Written problem »
Say only how many lines contain the word "Tema".

----

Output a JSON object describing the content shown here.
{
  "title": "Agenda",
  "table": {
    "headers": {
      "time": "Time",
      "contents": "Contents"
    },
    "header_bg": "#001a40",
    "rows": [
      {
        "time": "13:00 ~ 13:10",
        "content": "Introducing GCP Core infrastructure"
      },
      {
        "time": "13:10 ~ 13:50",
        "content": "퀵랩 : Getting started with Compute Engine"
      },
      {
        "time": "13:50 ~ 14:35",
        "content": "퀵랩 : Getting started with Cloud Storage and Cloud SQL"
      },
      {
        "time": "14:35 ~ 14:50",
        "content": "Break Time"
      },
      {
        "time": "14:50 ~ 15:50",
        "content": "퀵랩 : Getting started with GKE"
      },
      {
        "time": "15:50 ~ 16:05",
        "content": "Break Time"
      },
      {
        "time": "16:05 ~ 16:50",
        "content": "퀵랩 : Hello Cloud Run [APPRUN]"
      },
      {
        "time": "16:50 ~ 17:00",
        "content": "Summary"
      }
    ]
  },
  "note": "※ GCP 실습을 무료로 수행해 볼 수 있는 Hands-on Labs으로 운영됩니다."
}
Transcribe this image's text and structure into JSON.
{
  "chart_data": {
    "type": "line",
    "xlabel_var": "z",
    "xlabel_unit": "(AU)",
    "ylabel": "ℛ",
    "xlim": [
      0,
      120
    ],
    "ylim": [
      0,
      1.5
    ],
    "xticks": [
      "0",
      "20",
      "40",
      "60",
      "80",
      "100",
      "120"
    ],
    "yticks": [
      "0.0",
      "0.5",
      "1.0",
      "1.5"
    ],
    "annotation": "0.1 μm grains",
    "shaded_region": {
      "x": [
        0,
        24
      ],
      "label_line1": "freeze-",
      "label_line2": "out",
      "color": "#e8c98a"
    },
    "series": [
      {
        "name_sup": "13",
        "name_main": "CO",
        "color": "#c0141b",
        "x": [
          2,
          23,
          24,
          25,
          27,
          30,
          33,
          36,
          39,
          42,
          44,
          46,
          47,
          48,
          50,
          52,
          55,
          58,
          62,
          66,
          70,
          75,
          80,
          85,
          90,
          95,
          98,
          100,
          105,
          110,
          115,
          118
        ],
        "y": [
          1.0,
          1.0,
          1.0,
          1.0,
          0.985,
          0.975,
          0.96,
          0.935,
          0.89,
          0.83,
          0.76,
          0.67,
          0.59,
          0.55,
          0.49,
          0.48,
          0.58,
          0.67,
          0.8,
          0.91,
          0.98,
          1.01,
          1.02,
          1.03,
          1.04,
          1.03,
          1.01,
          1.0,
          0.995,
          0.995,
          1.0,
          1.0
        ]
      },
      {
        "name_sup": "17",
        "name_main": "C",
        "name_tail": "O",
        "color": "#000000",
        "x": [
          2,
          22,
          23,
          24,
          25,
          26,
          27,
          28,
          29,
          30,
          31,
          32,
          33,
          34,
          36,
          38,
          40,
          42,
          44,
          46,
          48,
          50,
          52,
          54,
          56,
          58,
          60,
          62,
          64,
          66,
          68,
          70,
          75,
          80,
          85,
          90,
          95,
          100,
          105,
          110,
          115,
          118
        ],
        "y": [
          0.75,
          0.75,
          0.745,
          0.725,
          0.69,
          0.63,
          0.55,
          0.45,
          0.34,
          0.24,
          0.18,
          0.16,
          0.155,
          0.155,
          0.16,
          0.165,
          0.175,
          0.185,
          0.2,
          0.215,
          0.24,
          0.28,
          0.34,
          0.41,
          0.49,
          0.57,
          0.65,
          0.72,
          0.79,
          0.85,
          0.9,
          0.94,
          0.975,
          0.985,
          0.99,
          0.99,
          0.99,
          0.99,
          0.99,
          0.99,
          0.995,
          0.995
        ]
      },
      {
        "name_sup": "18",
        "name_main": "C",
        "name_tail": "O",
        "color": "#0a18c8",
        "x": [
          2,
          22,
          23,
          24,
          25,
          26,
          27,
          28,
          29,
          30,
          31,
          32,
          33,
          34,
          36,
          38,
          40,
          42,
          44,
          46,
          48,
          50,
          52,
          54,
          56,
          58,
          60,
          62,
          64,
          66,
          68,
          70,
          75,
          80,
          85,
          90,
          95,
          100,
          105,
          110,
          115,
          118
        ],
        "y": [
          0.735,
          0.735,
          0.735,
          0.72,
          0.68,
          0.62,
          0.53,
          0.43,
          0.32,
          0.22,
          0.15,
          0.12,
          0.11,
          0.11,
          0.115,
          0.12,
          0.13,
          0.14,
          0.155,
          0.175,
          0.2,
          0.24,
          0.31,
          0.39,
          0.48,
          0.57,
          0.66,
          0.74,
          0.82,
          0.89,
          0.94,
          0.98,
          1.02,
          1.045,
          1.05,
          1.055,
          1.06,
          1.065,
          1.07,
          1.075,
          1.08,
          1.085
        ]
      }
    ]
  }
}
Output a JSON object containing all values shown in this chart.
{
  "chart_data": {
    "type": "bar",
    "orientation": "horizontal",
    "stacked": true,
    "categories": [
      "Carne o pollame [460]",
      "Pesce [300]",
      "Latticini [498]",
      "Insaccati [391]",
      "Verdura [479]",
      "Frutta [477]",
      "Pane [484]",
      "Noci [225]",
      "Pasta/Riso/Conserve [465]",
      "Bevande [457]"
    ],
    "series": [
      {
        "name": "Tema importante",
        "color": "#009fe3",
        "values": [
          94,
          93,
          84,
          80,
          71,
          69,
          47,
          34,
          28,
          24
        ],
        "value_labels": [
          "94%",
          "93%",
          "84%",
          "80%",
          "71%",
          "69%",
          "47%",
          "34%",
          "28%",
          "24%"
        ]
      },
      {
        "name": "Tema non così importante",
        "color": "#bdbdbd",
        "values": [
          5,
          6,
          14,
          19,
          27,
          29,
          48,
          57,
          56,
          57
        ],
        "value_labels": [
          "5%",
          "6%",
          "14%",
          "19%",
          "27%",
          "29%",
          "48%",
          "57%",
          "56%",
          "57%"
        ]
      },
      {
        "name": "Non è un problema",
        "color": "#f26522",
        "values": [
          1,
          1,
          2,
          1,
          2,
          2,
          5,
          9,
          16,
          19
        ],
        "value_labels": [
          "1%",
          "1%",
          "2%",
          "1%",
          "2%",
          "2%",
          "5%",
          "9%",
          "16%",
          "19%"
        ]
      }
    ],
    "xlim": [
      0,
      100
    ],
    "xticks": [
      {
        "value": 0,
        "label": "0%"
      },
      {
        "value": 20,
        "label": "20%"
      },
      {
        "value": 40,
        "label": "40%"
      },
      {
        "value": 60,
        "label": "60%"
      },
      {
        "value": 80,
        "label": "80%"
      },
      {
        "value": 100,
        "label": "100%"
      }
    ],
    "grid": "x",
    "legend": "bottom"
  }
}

----

Output of the exercise »
2